Given request:
Identify the lines containing the word "title". Copy each one.

[Dataset rows about figures]
## Start
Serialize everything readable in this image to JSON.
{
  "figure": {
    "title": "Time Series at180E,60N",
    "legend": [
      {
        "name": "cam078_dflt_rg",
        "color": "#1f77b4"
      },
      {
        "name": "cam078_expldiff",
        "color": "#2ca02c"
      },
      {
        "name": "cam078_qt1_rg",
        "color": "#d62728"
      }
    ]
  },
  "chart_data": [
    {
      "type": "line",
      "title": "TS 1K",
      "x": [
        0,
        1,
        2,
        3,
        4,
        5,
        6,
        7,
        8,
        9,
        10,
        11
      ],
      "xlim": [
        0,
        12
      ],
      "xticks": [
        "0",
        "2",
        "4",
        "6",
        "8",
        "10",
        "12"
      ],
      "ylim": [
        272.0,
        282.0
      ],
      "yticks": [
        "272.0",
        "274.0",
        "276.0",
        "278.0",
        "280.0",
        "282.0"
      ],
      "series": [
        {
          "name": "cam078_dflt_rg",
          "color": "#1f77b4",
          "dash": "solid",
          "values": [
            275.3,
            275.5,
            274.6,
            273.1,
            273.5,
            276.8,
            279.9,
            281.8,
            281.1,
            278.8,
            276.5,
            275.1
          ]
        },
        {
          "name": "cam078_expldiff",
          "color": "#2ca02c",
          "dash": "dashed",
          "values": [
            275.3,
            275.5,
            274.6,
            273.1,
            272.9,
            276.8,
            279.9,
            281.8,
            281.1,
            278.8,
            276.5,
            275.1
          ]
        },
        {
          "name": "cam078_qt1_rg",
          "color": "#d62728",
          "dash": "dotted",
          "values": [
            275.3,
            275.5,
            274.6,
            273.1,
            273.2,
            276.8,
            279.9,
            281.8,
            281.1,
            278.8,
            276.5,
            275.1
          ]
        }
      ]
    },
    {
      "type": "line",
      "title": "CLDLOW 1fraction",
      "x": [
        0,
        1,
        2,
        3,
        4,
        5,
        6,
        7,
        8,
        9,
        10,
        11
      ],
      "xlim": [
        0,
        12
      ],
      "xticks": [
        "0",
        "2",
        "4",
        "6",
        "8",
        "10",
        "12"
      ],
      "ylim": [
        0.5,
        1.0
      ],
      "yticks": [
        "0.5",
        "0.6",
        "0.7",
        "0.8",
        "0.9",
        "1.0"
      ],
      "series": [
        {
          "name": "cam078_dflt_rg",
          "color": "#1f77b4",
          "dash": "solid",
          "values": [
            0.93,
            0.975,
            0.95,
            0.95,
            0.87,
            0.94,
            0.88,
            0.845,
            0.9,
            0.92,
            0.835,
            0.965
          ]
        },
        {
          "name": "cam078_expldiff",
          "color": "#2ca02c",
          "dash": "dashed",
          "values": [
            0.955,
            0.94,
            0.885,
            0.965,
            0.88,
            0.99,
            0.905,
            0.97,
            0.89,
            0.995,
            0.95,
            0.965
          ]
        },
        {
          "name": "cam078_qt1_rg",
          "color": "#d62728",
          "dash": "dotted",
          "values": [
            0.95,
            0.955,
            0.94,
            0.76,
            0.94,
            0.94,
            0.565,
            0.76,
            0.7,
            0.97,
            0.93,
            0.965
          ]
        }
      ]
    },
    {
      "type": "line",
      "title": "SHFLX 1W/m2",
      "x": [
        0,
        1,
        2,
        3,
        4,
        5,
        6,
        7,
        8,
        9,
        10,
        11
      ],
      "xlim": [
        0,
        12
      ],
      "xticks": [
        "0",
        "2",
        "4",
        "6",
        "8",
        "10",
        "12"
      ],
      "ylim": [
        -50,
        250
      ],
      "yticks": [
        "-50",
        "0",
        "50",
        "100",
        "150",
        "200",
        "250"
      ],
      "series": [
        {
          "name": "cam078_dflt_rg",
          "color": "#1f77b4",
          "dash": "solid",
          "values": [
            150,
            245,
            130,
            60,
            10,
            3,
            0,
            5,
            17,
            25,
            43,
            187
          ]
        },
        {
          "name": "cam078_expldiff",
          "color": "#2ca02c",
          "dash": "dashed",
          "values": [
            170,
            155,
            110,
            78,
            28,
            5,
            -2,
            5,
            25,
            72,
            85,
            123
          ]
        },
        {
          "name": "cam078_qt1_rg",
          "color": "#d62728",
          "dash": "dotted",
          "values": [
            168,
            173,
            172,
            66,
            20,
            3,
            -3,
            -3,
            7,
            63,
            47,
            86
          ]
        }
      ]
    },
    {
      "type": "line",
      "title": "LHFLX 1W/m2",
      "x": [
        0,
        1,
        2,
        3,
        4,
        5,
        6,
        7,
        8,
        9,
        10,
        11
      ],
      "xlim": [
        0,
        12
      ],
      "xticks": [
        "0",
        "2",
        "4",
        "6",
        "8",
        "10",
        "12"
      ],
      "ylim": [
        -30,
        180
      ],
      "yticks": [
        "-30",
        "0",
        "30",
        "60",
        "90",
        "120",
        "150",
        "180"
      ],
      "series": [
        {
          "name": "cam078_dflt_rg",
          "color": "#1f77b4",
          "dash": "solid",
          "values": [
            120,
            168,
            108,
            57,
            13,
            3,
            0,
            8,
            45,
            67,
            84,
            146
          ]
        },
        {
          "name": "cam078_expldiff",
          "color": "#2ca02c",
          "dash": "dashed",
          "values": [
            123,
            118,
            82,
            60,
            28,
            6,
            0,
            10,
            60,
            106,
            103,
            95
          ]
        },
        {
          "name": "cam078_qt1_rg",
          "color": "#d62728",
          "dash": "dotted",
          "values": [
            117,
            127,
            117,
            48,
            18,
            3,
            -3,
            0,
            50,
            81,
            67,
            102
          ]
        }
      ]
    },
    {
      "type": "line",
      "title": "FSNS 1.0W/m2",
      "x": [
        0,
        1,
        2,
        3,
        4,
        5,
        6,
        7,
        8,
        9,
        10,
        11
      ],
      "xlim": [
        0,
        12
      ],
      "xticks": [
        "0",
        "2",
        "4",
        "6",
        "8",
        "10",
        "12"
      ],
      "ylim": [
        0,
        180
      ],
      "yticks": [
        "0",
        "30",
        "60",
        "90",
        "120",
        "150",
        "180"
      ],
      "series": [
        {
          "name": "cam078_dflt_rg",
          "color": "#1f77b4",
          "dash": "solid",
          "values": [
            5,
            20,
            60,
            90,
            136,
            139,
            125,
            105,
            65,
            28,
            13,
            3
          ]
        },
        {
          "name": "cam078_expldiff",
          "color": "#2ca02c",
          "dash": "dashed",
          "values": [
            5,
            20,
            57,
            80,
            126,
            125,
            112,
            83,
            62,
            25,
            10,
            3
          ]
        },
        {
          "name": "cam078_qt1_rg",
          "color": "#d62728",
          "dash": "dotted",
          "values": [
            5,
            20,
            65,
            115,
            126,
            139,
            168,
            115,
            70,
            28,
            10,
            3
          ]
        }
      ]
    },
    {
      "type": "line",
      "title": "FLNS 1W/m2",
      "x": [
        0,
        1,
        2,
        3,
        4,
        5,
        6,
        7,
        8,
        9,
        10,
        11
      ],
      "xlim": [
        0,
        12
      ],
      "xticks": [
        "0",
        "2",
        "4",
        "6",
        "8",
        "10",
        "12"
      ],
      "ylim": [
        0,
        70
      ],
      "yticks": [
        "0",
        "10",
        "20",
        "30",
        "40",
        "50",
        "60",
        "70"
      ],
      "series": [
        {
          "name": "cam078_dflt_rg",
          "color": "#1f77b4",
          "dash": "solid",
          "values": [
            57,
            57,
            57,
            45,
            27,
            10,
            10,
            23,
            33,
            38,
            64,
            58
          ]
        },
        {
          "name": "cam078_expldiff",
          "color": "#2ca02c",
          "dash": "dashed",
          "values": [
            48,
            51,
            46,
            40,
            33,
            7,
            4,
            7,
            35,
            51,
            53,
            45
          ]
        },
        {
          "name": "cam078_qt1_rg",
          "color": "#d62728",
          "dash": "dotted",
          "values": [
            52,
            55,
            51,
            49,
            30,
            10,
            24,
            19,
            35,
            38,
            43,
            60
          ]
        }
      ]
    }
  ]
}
## End
The response:
    "title": "Time Series at180E,60N",
      "title": "TS 1K",
      "title": "CLDLOW 1fraction",
      "title": "SHFLX 1W/m2",
      "title": "LHFLX 1W/m2",
      "title": "FSNS 1.0W/m2",
      "title": "FLNS 1W/m2",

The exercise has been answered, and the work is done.